Tally up the lines where the string "Internet" appears; reply with the number only.
========
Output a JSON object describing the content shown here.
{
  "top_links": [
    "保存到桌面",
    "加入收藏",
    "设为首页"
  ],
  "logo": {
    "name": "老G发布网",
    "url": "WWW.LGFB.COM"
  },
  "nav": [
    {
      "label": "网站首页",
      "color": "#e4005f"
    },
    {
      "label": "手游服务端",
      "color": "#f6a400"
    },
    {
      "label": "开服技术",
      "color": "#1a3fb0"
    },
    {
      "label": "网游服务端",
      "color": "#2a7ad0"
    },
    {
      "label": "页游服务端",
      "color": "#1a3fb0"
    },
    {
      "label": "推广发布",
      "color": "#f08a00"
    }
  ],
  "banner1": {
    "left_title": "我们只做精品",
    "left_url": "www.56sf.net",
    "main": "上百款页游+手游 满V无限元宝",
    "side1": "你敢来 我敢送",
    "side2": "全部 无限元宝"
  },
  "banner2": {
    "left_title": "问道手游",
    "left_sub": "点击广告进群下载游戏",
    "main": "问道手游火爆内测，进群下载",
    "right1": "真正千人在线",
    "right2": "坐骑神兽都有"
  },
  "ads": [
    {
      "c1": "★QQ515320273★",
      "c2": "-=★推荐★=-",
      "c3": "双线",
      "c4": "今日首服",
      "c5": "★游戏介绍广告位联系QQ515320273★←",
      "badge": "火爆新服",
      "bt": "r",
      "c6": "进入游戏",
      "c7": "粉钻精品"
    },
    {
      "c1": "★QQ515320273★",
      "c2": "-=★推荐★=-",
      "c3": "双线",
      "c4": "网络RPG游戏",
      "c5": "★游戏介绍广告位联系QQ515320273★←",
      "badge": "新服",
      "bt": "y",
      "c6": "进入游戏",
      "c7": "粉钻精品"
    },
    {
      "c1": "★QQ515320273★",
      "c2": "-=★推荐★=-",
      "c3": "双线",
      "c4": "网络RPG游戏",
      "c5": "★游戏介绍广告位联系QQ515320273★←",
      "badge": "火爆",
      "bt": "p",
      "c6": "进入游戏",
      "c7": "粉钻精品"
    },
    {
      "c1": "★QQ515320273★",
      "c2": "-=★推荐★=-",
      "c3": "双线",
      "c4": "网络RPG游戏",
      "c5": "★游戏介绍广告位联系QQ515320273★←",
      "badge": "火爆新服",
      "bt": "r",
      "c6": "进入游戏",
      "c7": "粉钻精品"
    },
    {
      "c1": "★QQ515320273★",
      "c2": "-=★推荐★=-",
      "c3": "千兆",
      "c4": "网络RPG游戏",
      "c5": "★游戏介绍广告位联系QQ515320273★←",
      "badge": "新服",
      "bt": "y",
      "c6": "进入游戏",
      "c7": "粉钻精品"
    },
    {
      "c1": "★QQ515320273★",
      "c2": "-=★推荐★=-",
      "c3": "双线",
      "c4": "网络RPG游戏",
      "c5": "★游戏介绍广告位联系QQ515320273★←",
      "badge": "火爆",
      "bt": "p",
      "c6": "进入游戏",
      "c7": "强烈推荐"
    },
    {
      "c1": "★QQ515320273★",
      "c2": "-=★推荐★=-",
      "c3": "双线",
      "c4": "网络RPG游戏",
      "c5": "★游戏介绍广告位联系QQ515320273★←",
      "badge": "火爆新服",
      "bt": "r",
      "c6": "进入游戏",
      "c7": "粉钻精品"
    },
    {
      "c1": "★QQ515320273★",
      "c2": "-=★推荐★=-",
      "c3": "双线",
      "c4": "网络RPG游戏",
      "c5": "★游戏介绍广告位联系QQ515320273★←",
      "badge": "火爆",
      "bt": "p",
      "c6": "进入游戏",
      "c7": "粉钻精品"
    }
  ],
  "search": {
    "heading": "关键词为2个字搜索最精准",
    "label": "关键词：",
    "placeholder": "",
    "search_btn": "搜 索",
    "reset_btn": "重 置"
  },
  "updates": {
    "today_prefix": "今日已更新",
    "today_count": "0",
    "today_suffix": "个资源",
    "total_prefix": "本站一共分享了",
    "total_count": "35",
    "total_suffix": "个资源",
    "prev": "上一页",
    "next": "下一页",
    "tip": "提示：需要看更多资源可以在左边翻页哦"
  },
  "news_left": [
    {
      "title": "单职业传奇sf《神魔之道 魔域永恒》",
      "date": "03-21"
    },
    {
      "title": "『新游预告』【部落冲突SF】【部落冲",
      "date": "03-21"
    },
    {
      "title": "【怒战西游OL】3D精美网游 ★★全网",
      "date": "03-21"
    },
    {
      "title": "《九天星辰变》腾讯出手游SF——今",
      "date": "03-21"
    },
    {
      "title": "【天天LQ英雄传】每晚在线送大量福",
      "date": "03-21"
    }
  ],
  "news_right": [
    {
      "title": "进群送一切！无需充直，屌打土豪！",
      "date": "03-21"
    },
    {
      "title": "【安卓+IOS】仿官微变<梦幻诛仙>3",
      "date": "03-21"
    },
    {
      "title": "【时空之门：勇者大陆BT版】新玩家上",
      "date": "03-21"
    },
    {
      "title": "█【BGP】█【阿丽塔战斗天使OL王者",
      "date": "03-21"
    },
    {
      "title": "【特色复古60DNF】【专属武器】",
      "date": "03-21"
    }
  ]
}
========
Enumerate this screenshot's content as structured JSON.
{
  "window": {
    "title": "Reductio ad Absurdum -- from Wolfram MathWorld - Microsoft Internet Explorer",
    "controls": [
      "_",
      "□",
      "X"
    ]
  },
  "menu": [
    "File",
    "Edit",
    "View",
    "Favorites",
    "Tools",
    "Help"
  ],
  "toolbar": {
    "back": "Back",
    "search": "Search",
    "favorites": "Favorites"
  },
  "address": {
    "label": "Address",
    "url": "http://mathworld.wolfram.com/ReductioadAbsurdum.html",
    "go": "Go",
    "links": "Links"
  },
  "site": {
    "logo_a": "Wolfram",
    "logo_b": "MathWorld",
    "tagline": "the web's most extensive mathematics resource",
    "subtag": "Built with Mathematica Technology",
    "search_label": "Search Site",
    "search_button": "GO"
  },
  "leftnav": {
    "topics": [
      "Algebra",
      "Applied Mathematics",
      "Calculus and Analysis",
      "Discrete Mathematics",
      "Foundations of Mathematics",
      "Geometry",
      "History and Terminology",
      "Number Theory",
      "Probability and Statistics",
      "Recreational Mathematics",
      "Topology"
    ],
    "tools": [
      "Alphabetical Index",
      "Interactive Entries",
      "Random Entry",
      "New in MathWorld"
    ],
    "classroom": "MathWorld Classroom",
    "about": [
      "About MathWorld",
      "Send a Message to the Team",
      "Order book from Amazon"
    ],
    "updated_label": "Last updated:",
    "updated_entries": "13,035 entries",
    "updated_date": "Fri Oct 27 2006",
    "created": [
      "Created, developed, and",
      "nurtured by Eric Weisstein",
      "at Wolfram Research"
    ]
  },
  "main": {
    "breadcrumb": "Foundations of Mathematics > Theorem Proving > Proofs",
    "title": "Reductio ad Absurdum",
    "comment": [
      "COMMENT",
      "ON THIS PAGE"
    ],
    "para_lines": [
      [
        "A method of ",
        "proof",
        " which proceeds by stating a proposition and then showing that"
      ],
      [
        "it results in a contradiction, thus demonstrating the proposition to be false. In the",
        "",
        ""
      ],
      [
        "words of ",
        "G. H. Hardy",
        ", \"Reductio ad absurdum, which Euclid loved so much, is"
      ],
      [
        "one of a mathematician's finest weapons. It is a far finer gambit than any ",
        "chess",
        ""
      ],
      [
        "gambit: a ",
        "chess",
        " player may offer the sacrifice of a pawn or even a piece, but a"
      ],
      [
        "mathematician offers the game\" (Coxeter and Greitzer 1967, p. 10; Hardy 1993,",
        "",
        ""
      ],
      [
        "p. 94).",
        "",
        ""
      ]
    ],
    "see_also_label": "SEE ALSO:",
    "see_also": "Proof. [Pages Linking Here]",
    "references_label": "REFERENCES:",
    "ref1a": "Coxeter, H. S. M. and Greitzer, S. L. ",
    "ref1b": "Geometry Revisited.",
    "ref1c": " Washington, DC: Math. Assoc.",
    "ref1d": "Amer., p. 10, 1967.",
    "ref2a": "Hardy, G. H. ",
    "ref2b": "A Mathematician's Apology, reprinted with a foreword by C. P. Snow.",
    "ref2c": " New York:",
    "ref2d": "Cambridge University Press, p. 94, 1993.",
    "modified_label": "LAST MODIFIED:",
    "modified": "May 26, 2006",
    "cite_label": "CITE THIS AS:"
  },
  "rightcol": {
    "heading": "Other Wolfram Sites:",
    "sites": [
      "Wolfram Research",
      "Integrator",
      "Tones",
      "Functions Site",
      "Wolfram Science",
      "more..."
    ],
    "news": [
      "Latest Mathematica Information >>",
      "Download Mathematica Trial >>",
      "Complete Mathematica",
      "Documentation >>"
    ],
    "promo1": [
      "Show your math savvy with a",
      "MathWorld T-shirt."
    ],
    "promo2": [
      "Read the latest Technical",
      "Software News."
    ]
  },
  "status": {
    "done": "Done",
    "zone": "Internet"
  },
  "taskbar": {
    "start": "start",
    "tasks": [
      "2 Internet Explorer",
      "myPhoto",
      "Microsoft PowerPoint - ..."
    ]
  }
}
========
• _EXERCISE OUTPUT_
3